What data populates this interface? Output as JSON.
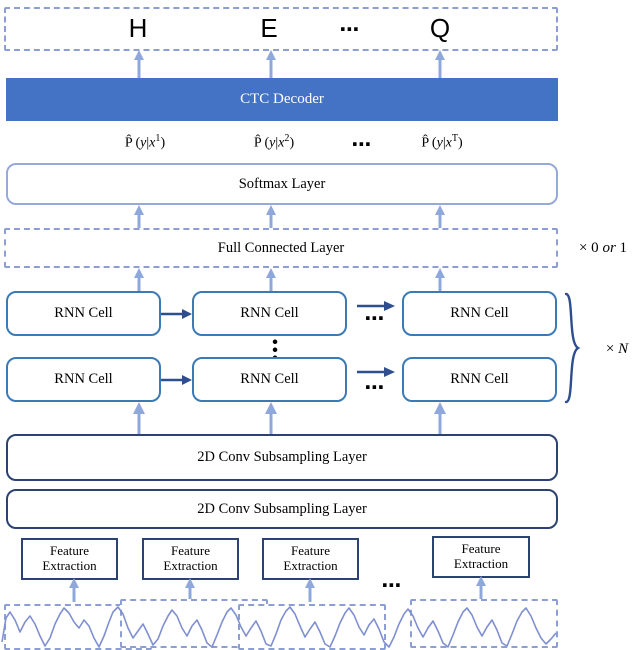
{
  "diagram": {
    "title": "CTC-based speech recognition architecture",
    "colors": {
      "accent_fill": "#4472C4",
      "dashed_border": "#8C9ED4",
      "soft_border": "#96AADA",
      "rnn_border": "#3A7AB5",
      "conv_border": "#2C4372",
      "arrow_light": "#8FA8DC",
      "arrow_dark": "#2E4E8F",
      "waveform": "#7F8FD0",
      "background": "#FFFFFF"
    },
    "output_tokens": {
      "name": "output-sequence",
      "items": [
        "H",
        "E",
        "Q"
      ],
      "ellipsis": "⋯"
    },
    "ctc_decoder": {
      "label": "CTC Decoder"
    },
    "probabilities": {
      "items": [
        {
          "hat": "P̂",
          "body": "(y|x",
          "sup": "1",
          "close": ")"
        },
        {
          "hat": "P̂",
          "body": "(y|x",
          "sup": "2",
          "close": ")"
        },
        {
          "hat": "P̂",
          "body": "(y|x",
          "sup": "T",
          "close": ")"
        }
      ],
      "ellipsis": "⋯"
    },
    "softmax_layer": {
      "label": "Softmax Layer"
    },
    "full_connected_layer": {
      "label": "Full Connected Layer",
      "multiplier_prefix": "× 0 ",
      "multiplier_italic": "or",
      "multiplier_suffix": " 1"
    },
    "rnn_rows": [
      {
        "cells": [
          "RNN Cell",
          "RNN Cell",
          "RNN Cell"
        ]
      },
      {
        "cells": [
          "RNN Cell",
          "RNN Cell",
          "RNN Cell"
        ]
      }
    ],
    "rnn_multiplier": {
      "prefix": "× ",
      "italic": "N"
    },
    "rnn_vertical_ellipsis": "⋮",
    "rnn_horizontal_ellipsis": "⋯",
    "conv_layers": [
      {
        "label": "2D Conv Subsampling Layer"
      },
      {
        "label": "2D Conv Subsampling Layer"
      }
    ],
    "feature_extraction": {
      "boxes": [
        {
          "line1": "Feature",
          "line2": "Extraction"
        },
        {
          "line1": "Feature",
          "line2": "Extraction"
        },
        {
          "line1": "Feature",
          "line2": "Extraction"
        },
        {
          "line1": "Feature",
          "line2": "Extraction"
        }
      ],
      "ellipsis": "⋯"
    },
    "waveform": {
      "name": "audio-waveform",
      "window_count": 4
    }
  }
}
=-=-=
WHAT IS REQUIRED:
Every line is to be duplicated exactly, though pictures stay out.

OUTPUT OF THE TASK:
What data populates this interface? Output as JSON.
{
  "diagram": {
    "title": "CTC-based speech recognition architecture",
    "colors": {
      "accent_fill": "#4472C4",
      "dashed_border": "#8C9ED4",
      "soft_border": "#96AADA",
      "rnn_border": "#3A7AB5",
      "conv_border": "#2C4372",
      "arrow_light": "#8FA8DC",
      "arrow_dark": "#2E4E8F",
      "waveform": "#7F8FD0",
      "background": "#FFFFFF"
    },
    "output_tokens": {
      "name": "output-sequence",
      "items": [
        "H",
        "E",
        "Q"
      ],
      "ellipsis": "⋯"
    },
    "ctc_decoder": {
      "label": "CTC Decoder"
    },
    "probabilities": {
      "items": [
        {
          "hat": "P̂",
          "body": "(y|x",
          "sup": "1",
          "close": ")"
        },
        {
          "hat": "P̂",
          "body": "(y|x",
          "sup": "2",
          "close": ")"
        },
        {
          "hat": "P̂",
          "body": "(y|x",
          "sup": "T",
          "close": ")"
        }
      ],
      "ellipsis": "⋯"
    },
    "softmax_layer": {
      "label": "Softmax Layer"
    },
    "full_connected_layer": {
      "label": "Full Connected Layer",
      "multiplier_prefix": "× 0 ",
      "multiplier_italic": "or",
      "multiplier_suffix": " 1"
    },
    "rnn_rows": [
      {
        "cells": [
          "RNN Cell",
          "RNN Cell",
          "RNN Cell"
        ]
      },
      {
        "cells": [
          "RNN Cell",
          "RNN Cell",
          "RNN Cell"
        ]
      }
    ],
    "rnn_multiplier": {
      "prefix": "× ",
      "italic": "N"
    },
    "rnn_vertical_ellipsis": "⋮",
    "rnn_horizontal_ellipsis": "⋯",
    "conv_layers": [
      {
        "label": "2D Conv Subsampling Layer"
      },
      {
        "label": "2D Conv Subsampling Layer"
      }
    ],
    "feature_extraction": {
      "boxes": [
        {
          "line1": "Feature",
          "line2": "Extraction"
        },
        {
          "line1": "Feature",
          "line2": "Extraction"
        },
        {
          "line1": "Feature",
          "line2": "Extraction"
        },
        {
          "line1": "Feature",
          "line2": "Extraction"
        }
      ],
      "ellipsis": "⋯"
    },
    "waveform": {
      "name": "audio-waveform",
      "window_count": 4
    }
  }
}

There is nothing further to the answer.